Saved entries
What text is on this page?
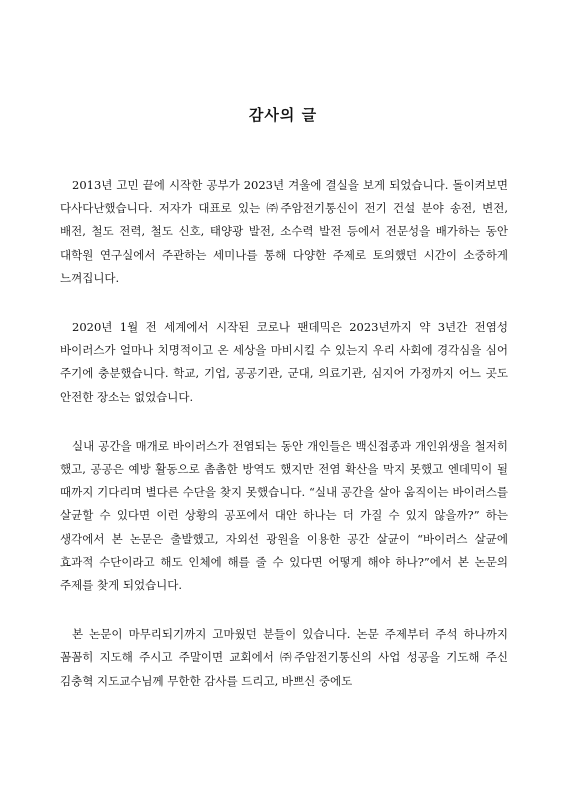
감사의 글

2013년 고민 끝에 시작한 공부가 2023년 겨울에 결실을 보게 되었습니다. 돌이켜보면 다사다난했습니다. 저자가 대표로 있는 ㈜주암전기통신이 전기 건설 분야 송전, 변전, 배전, 철도 전력, 철도 신호, 태양광 발전, 소수력 발전 등에서 전문성을 배가하는 동안 대학원 연구실에서 주관하는 세미나를 통해 다양한 주제로 토의했던 시간이 소중하게 느껴집니다.

2020년 1월 전 세계에서 시작된 코로나 팬데믹은 2023년까지 약 3년간 전염성 바이러스가 얼마나 치명적이고 온 세상을 마비시킬 수 있는지 우리 사회에 경각심을 심어 주기에 충분했습니다. 학교, 기업, 공공기관, 군대, 의료기관, 심지어 가정까지 어느 곳도 안전한 장소는 없었습니다.

실내 공간을 매개로 바이러스가 전염되는 동안 개인들은 백신접종과 개인위생을 철저히 했고, 공공은 예방 활동으로 촘촘한 방역도 했지만 전염 확산을 막지 못했고 엔데믹이 될 때까지 기다리며 별다른 수단을 찾지 못했습니다. “실내 공간을 살아 움직이는 바이러스를 살균할 수 있다면 이런 상황의 공포에서 대안 하나는 더 가질 수 있지 않을까?” 하는 생각에서 본 논문은 출발했고, 자외선 광원을 이용한 공간 살균이 “바이러스 살균에 효과적 수단이라고 해도 인체에 해를 줄 수 있다면 어떻게 해야 하나?”에서 본 논문의 주제를 찾게 되었습니다.

본 논문이 마무리되기까지 고마웠던 분들이 있습니다. 논문 주제부터 주석 하나까지 꼼꼼히 지도해 주시고 주말이면 교회에서 ㈜주암전기통신의 사업 성공을 기도해 주신 김충혁 지도교수님께 무한한 감사를 드리고, 바쁘신 중에도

**What is expected**: Copy all the lines of data exactly as they appear, dropping any images.

**Solution for this task**:
What text is on this page?
감사의 글

2013년 고민 끝에 시작한 공부가 2023년 겨울에 결실을 보게 되었습니다. 돌이켜보면 다사다난했습니다. 저자가 대표로 있는 ㈜주암전기통신이 전기 건설 분야 송전, 변전, 배전, 철도 전력, 철도 신호, 태양광 발전, 소수력 발전 등에서 전문성을 배가하는 동안 대학원 연구실에서 주관하는 세미나를 통해 다양한 주제로 토의했던 시간이 소중하게 느껴집니다.

2020년 1월 전 세계에서 시작된 코로나 팬데믹은 2023년까지 약 3년간 전염성 바이러스가 얼마나 치명적이고 온 세상을 마비시킬 수 있는지 우리 사회에 경각심을 심어 주기에 충분했습니다. 학교, 기업, 공공기관, 군대, 의료기관, 심지어 가정까지 어느 곳도 안전한 장소는 없었습니다.

실내 공간을 매개로 바이러스가 전염되는 동안 개인들은 백신접종과 개인위생을 철저히 했고, 공공은 예방 활동으로 촘촘한 방역도 했지만 전염 확산을 막지 못했고 엔데믹이 될 때까지 기다리며 별다른 수단을 찾지 못했습니다. “실내 공간을 살아 움직이는 바이러스를 살균할 수 있다면 이런 상황의 공포에서 대안 하나는 더 가질 수 있지 않을까?” 하는 생각에서 본 논문은 출발했고, 자외선 광원을 이용한 공간 살균이 “바이러스 살균에 효과적 수단이라고 해도 인체에 해를 줄 수 있다면 어떻게 해야 하나?”에서 본 논문의 주제를 찾게 되었습니다.

본 논문이 마무리되기까지 고마웠던 분들이 있습니다. 논문 주제부터 주석 하나까지 꼼꼼히 지도해 주시고 주말이면 교회에서 ㈜주암전기통신의 사업 성공을 기도해 주신 김충혁 지도교수님께 무한한 감사를 드리고, 바쁘신 중에도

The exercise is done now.